STATED EXERCISE: Write the records out again, keeping each line exactly as it is.

Saved entries
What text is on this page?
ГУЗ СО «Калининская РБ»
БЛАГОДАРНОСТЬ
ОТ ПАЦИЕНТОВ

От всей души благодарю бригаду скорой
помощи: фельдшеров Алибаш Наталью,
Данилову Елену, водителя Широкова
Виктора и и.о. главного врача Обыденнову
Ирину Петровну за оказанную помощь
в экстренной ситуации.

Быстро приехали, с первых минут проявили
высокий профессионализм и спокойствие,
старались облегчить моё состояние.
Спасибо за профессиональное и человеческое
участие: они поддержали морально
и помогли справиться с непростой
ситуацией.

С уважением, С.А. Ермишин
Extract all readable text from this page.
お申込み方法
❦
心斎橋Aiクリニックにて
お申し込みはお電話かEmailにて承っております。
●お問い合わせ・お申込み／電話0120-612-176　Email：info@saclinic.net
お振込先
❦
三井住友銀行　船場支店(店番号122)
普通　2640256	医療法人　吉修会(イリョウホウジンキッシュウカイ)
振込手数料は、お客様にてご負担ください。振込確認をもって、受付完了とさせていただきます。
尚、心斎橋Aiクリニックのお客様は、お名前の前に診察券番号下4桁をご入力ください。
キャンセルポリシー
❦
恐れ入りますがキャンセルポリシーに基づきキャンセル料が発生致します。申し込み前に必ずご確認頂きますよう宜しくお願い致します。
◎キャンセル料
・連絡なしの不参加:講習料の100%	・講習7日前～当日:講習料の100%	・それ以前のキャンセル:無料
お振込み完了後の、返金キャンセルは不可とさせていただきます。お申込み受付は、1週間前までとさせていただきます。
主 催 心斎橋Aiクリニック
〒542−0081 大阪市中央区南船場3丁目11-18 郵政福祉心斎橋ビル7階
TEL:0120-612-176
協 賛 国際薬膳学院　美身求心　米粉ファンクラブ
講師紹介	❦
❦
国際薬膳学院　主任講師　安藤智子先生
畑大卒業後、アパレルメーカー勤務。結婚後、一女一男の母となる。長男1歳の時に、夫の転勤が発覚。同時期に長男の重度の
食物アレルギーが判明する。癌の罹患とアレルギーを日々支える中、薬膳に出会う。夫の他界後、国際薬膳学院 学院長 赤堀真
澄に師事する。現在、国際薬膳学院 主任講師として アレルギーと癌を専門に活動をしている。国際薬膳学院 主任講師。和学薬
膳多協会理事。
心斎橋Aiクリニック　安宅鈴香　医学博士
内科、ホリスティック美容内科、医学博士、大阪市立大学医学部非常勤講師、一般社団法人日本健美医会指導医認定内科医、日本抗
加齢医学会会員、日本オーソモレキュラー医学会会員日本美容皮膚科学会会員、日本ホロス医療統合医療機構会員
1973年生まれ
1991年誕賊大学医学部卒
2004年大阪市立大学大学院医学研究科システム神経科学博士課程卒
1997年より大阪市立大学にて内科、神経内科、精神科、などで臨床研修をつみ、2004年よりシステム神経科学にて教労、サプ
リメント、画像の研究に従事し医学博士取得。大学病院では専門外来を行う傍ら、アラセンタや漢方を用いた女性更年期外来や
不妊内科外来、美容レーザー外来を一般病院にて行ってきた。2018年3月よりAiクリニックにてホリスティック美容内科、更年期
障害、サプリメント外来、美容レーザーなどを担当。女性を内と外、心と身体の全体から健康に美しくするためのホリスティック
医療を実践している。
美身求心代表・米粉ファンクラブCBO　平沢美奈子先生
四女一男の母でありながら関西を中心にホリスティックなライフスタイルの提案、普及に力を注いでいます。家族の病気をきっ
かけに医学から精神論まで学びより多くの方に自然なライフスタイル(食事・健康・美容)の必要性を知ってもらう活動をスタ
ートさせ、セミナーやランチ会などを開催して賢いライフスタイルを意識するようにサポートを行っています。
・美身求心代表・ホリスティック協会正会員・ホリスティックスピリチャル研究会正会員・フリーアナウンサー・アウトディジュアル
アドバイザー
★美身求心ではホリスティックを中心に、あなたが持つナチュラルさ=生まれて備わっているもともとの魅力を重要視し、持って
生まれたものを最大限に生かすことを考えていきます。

RESULT:
What text is on this page?
ГУЗ СО «Калининская РБ»
БЛАГОДАРНОСТЬ
ОТ ПАЦИЕНТОВ

От всей души благодарю бригаду скорой
помощи: фельдшеров Алибаш Наталью,
Данилову Елену, водителя Широкова
Виктора и и.о. главного врача Обыденнову
Ирину Петровну за оказанную помощь
в экстренной ситуации.

Быстро приехали, с первых минут проявили
высокий профессионализм и спокойствие,
старались облегчить моё состояние.
Спасибо за профессиональное и человеческое
участие: они поддержали морально
и помогли справиться с непростой
ситуацией.

С уважением, С.А. Ермишин
Extract all readable text from this page.
お申込み方法
❦
心斎橋Aiクリニックにて
お申し込みはお電話かEmailにて承っております。
●お問い合わせ・お申込み／電話0120-612-176　Email：info@saclinic.net
お振込先
❦
三井住友銀行　船場支店(店番号122)
普通　2640256	医療法人　吉修会(イリョウホウジンキッシュウカイ)
振込手数料は、お客様にてご負担ください。振込確認をもって、受付完了とさせていただきます。
尚、心斎橋Aiクリニックのお客様は、お名前の前に診察券番号下4桁をご入力ください。
キャンセルポリシー
❦
恐れ入りますがキャンセルポリシーに基づきキャンセル料が発生致します。申し込み前に必ずご確認頂きますよう宜しくお願い致します。
◎キャンセル料
・連絡なしの不参加:講習料の100%	・講習7日前～当日:講習料の100%	・それ以前のキャンセル:無料
お振込み完了後の、返金キャンセルは不可とさせていただきます。お申込み受付は、1週間前までとさせていただきます。
主 催 心斎橋Aiクリニック
〒542−0081 大阪市中央区南船場3丁目11-18 郵政福祉心斎橋ビル7階
TEL:0120-612-176
協 賛 国際薬膳学院　美身求心　米粉ファンクラブ
講師紹介	❦
❦
国際薬膳学院　主任講師　安藤智子先生
畑大卒業後、アパレルメーカー勤務。結婚後、一女一男の母となる。長男1歳の時に、夫の転勤が発覚。同時期に長男の重度の
食物アレルギーが判明する。癌の罹患とアレルギーを日々支える中、薬膳に出会う。夫の他界後、国際薬膳学院 学院長 赤堀真
澄に師事する。現在、国際薬膳学院 主任講師として アレルギーと癌を専門に活動をしている。国際薬膳学院 主任講師。和学薬
膳多協会理事。
心斎橋Aiクリニック　安宅鈴香　医学博士
内科、ホリスティック美容内科、医学博士、大阪市立大学医学部非常勤講師、一般社団法人日本健美医会指導医認定内科医、日本抗
加齢医学会会員、日本オーソモレキュラー医学会会員日本美容皮膚科学会会員、日本ホロス医療統合医療機構会員
1973年生まれ
1991年誕賊大学医学部卒
2004年大阪市立大学大学院医学研究科システム神経科学博士課程卒
1997年より大阪市立大学にて内科、神経内科、精神科、などで臨床研修をつみ、2004年よりシステム神経科学にて教労、サプ
リメント、画像の研究に従事し医学博士取得。大学病院では専門外来を行う傍ら、アラセンタや漢方を用いた女性更年期外来や
不妊内科外来、美容レーザー外来を一般病院にて行ってきた。2018年3月よりAiクリニックにてホリスティック美容内科、更年期
障害、サプリメント外来、美容レーザーなどを担当。女性を内と外、心と身体の全体から健康に美しくするためのホリスティック
医療を実践している。
美身求心代表・米粉ファンクラブCBO　平沢美奈子先生
四女一男の母でありながら関西を中心にホリスティックなライフスタイルの提案、普及に力を注いでいます。家族の病気をきっ
かけに医学から精神論まで学びより多くの方に自然なライフスタイル(食事・健康・美容)の必要性を知ってもらう活動をスタ
ートさせ、セミナーやランチ会などを開催して賢いライフスタイルを意識するようにサポートを行っています。
・美身求心代表・ホリスティック協会正会員・ホリスティックスピリチャル研究会正会員・フリーアナウンサー・アウトディジュアル
アドバイザー
★美身求心ではホリスティックを中心に、あなたが持つナチュラルさ=生まれて備わっているもともとの魅力を重要視し、持って
生まれたものを最大限に生かすことを考えていきます。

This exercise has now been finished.